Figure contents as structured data
━━━

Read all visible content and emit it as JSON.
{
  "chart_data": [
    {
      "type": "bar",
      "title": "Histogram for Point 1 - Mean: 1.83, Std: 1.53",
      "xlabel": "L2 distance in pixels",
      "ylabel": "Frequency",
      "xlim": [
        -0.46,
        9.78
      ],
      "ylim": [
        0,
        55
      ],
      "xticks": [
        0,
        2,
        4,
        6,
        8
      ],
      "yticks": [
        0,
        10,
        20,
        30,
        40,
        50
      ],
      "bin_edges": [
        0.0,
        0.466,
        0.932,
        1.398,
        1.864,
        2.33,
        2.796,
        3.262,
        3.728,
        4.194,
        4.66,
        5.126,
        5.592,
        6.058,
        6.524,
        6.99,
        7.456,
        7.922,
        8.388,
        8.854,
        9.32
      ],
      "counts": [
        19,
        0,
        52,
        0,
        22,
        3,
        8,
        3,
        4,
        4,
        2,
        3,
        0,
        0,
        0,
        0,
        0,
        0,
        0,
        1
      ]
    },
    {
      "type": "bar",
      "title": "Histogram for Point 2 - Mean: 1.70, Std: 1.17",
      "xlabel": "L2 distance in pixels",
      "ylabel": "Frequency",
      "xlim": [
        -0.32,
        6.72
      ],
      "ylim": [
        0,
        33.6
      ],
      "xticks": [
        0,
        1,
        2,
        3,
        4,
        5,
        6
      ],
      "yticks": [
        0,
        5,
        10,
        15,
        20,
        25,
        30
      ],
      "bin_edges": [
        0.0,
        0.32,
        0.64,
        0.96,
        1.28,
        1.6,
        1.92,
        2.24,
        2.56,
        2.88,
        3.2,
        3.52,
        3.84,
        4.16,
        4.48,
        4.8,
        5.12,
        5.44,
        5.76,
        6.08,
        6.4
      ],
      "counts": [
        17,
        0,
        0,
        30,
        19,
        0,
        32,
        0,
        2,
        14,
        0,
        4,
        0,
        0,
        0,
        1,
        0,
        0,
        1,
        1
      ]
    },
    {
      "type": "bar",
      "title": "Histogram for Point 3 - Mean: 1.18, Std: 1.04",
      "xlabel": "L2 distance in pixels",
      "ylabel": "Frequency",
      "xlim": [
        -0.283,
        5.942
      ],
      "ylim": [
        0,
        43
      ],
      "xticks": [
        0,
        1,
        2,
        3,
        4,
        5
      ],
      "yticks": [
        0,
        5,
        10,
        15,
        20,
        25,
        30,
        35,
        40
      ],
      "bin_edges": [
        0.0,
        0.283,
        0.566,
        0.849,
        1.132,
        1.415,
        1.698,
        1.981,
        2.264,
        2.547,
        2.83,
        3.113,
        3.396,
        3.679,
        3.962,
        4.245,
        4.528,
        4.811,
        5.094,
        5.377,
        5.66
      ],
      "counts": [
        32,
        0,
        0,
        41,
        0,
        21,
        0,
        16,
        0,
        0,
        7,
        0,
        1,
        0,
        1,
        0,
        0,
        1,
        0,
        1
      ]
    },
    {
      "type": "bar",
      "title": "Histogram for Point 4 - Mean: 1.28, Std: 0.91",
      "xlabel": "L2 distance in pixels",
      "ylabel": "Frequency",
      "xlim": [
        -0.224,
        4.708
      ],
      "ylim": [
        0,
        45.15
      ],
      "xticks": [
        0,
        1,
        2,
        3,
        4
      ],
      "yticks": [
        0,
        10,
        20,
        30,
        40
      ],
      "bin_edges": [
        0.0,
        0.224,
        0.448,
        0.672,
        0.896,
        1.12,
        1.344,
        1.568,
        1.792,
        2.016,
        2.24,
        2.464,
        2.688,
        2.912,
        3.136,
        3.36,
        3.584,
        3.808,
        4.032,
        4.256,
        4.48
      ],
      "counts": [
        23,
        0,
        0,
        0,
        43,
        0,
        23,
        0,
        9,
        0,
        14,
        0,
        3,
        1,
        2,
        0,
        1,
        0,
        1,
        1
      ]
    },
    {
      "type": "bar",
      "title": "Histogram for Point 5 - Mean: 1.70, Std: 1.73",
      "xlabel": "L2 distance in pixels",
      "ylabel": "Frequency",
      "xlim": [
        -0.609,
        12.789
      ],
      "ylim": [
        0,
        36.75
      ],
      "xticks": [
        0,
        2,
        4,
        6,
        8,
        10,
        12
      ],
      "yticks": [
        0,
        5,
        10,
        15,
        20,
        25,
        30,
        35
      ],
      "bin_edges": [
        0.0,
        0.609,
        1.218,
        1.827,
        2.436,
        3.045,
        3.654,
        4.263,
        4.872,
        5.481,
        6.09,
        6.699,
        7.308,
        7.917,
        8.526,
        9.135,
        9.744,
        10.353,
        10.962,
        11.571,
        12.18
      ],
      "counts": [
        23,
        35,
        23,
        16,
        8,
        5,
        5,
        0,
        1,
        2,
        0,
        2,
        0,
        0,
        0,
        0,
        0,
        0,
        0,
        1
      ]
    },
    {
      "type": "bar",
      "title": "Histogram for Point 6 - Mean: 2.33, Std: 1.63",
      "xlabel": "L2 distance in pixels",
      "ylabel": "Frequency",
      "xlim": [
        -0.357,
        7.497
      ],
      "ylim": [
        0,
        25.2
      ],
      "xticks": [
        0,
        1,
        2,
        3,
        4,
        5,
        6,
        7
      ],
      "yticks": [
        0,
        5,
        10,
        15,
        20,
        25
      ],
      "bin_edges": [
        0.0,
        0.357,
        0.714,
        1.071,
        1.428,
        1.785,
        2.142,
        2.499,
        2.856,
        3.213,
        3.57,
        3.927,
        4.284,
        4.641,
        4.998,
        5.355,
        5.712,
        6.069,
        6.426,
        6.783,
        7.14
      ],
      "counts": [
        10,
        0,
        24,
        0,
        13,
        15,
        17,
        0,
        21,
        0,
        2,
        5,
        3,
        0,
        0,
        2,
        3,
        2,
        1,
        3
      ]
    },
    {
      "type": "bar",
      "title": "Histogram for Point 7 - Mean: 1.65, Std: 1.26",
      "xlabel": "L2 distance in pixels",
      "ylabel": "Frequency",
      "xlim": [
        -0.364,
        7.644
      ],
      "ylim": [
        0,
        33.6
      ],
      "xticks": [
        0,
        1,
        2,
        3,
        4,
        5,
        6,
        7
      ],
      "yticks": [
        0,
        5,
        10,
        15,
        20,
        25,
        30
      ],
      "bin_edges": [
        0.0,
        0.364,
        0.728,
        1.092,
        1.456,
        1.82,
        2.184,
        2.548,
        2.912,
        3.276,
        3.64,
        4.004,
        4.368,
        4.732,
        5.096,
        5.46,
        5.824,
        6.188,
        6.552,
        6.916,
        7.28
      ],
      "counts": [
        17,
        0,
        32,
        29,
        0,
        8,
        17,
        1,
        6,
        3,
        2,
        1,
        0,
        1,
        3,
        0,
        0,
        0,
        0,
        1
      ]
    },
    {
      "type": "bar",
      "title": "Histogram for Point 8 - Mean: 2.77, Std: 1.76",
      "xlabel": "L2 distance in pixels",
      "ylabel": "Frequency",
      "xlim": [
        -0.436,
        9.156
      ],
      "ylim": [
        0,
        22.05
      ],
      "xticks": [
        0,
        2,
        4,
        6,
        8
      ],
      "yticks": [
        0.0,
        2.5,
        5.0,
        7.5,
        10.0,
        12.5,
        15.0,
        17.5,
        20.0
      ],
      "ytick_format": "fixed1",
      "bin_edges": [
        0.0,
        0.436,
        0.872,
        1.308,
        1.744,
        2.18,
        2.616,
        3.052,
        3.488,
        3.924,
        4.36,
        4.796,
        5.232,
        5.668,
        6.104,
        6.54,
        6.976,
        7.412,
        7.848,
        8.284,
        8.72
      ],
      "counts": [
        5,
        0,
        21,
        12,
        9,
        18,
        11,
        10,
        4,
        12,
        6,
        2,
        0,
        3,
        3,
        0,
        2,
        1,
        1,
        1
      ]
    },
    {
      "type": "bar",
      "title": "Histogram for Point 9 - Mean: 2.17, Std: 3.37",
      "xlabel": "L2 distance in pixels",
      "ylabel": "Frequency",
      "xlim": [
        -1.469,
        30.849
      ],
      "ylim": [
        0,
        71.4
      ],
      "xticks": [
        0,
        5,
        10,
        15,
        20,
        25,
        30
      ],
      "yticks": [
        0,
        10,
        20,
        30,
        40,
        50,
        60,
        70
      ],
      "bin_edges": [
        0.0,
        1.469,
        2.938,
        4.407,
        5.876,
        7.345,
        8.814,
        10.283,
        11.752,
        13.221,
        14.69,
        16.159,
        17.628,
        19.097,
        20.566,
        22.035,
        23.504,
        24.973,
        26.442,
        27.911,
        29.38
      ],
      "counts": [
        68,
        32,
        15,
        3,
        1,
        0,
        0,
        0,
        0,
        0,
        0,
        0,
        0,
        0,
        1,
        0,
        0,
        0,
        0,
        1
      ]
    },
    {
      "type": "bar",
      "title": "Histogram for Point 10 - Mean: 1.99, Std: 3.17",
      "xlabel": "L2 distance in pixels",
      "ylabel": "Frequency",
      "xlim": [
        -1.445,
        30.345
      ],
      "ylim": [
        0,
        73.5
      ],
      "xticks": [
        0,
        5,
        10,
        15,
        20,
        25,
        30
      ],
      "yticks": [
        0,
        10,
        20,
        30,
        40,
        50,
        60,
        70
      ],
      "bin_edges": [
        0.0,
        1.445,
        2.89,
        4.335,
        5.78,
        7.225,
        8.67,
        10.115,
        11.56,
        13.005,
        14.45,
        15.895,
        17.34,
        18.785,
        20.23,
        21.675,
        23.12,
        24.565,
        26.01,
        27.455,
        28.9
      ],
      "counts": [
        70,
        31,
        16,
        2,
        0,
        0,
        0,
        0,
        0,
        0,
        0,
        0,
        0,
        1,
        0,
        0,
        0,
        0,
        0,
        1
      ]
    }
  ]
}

━━━

Copy every line above that includes the string "title".

## Response to this task
      "title": "Histogram for Point 1 - Mean: 1.83, Std: 1.53",
      "title": "Histogram for Point 2 - Mean: 1.70, Std: 1.17",
      "title": "Histogram for Point 3 - Mean: 1.18, Std: 1.04",
      "title": "Histogram for Point 4 - Mean: 1.28, Std: 0.91",
      "title": "Histogram for Point 5 - Mean: 1.70, Std: 1.73",
      "title": "Histogram for Point 6 - Mean: 2.33, Std: 1.63",
      "title": "Histogram for Point 7 - Mean: 1.65, Std: 1.26",
      "title": "Histogram for Point 8 - Mean: 2.77, Std: 1.76",
      "title": "Histogram for Point 9 - Mean: 2.17, Std: 3.37",
      "title": "Histogram for Point 10 - Mean: 1.99, Std: 3.17",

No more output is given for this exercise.